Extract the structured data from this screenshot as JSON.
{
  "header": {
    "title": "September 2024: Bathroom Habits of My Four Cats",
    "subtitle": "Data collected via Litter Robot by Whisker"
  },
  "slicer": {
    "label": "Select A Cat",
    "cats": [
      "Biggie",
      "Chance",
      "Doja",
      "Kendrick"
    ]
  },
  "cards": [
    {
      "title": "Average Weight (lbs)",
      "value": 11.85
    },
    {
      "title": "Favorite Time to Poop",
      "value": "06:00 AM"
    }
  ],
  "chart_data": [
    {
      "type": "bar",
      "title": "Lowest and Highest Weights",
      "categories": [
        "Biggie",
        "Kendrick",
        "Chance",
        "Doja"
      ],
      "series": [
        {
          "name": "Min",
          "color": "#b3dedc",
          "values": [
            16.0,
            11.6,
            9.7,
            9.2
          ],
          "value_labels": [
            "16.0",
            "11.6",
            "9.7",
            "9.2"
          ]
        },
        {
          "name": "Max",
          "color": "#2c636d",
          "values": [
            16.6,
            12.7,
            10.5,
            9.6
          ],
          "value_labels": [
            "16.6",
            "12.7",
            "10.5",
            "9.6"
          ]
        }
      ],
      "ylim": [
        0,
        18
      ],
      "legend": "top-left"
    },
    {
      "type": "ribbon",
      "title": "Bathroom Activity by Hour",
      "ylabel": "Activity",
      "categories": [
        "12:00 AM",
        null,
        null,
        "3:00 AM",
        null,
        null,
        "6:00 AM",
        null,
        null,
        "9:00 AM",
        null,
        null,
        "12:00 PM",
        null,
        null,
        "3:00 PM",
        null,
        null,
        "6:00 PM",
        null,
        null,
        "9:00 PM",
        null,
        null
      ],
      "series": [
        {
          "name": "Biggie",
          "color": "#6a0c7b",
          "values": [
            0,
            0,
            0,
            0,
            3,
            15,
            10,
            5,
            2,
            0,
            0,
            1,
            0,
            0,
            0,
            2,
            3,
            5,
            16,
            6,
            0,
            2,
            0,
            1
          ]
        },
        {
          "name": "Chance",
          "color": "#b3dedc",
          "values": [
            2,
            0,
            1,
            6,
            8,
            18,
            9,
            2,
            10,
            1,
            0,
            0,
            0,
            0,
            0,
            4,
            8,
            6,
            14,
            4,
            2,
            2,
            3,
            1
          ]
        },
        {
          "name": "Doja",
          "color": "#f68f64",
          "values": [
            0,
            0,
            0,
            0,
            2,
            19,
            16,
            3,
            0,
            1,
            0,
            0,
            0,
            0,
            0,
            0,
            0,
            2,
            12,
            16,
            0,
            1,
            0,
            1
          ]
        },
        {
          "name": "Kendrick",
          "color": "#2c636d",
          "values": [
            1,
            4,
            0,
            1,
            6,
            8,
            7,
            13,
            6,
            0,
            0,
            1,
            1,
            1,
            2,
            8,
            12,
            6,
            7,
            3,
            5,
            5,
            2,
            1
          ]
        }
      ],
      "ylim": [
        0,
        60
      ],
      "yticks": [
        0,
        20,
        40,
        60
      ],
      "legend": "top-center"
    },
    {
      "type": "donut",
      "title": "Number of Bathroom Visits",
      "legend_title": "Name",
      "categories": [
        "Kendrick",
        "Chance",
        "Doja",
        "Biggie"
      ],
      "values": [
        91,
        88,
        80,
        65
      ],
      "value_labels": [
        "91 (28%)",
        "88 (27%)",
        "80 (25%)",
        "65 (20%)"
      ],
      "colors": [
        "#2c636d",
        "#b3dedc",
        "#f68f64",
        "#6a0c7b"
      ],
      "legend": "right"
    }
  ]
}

=== Written exercise ===
All of the entries should be written out again exactly.

=== Answer to this task ===
Extract the structured data from this screenshot as JSON.
{
  "header": {
    "title": "September 2024: Bathroom Habits of My Four Cats",
    "subtitle": "Data collected via Litter Robot by Whisker"
  },
  "slicer": {
    "label": "Select A Cat",
    "cats": [
      "Biggie",
      "Chance",
      "Doja",
      "Kendrick"
    ]
  },
  "cards": [
    {
      "title": "Average Weight (lbs)",
      "value": 11.85
    },
    {
      "title": "Favorite Time to Poop",
      "value": "06:00 AM"
    }
  ],
  "chart_data": [
    {
      "type": "bar",
      "title": "Lowest and Highest Weights",
      "categories": [
        "Biggie",
        "Kendrick",
        "Chance",
        "Doja"
      ],
      "series": [
        {
          "name": "Min",
          "color": "#b3dedc",
          "values": [
            16.0,
            11.6,
            9.7,
            9.2
          ],
          "value_labels": [
            "16.0",
            "11.6",
            "9.7",
            "9.2"
          ]
        },
        {
          "name": "Max",
          "color": "#2c636d",
          "values": [
            16.6,
            12.7,
            10.5,
            9.6
          ],
          "value_labels": [
            "16.6",
            "12.7",
            "10.5",
            "9.6"
          ]
        }
      ],
      "ylim": [
        0,
        18
      ],
      "legend": "top-left"
    },
    {
      "type": "ribbon",
      "title": "Bathroom Activity by Hour",
      "ylabel": "Activity",
      "categories": [
        "12:00 AM",
        null,
        null,
        "3:00 AM",
        null,
        null,
        "6:00 AM",
        null,
        null,
        "9:00 AM",
        null,
        null,
        "12:00 PM",
        null,
        null,
        "3:00 PM",
        null,
        null,
        "6:00 PM",
        null,
        null,
        "9:00 PM",
        null,
        null
      ],
      "series": [
        {
          "name": "Biggie",
          "color": "#6a0c7b",
          "values": [
            0,
            0,
            0,
            0,
            3,
            15,
            10,
            5,
            2,
            0,
            0,
            1,
            0,
            0,
            0,
            2,
            3,
            5,
            16,
            6,
            0,
            2,
            0,
            1
          ]
        },
        {
          "name": "Chance",
          "color": "#b3dedc",
          "values": [
            2,
            0,
            1,
            6,
            8,
            18,
            9,
            2,
            10,
            1,
            0,
            0,
            0,
            0,
            0,
            4,
            8,
            6,
            14,
            4,
            2,
            2,
            3,
            1
          ]
        },
        {
          "name": "Doja",
          "color": "#f68f64",
          "values": [
            0,
            0,
            0,
            0,
            2,
            19,
            16,
            3,
            0,
            1,
            0,
            0,
            0,
            0,
            0,
            0,
            0,
            2,
            12,
            16,
            0,
            1,
            0,
            1
          ]
        },
        {
          "name": "Kendrick",
          "color": "#2c636d",
          "values": [
            1,
            4,
            0,
            1,
            6,
            8,
            7,
            13,
            6,
            0,
            0,
            1,
            1,
            1,
            2,
            8,
            12,
            6,
            7,
            3,
            5,
            5,
            2,
            1
          ]
        }
      ],
      "ylim": [
        0,
        60
      ],
      "yticks": [
        0,
        20,
        40,
        60
      ],
      "legend": "top-center"
    },
    {
      "type": "donut",
      "title": "Number of Bathroom Visits",
      "legend_title": "Name",
      "categories": [
        "Kendrick",
        "Chance",
        "Doja",
        "Biggie"
      ],
      "values": [
        91,
        88,
        80,
        65
      ],
      "value_labels": [
        "91 (28%)",
        "88 (27%)",
        "80 (25%)",
        "65 (20%)"
      ],
      "colors": [
        "#2c636d",
        "#b3dedc",
        "#f68f64",
        "#6a0c7b"
      ],
      "legend": "right"
    }
  ]
}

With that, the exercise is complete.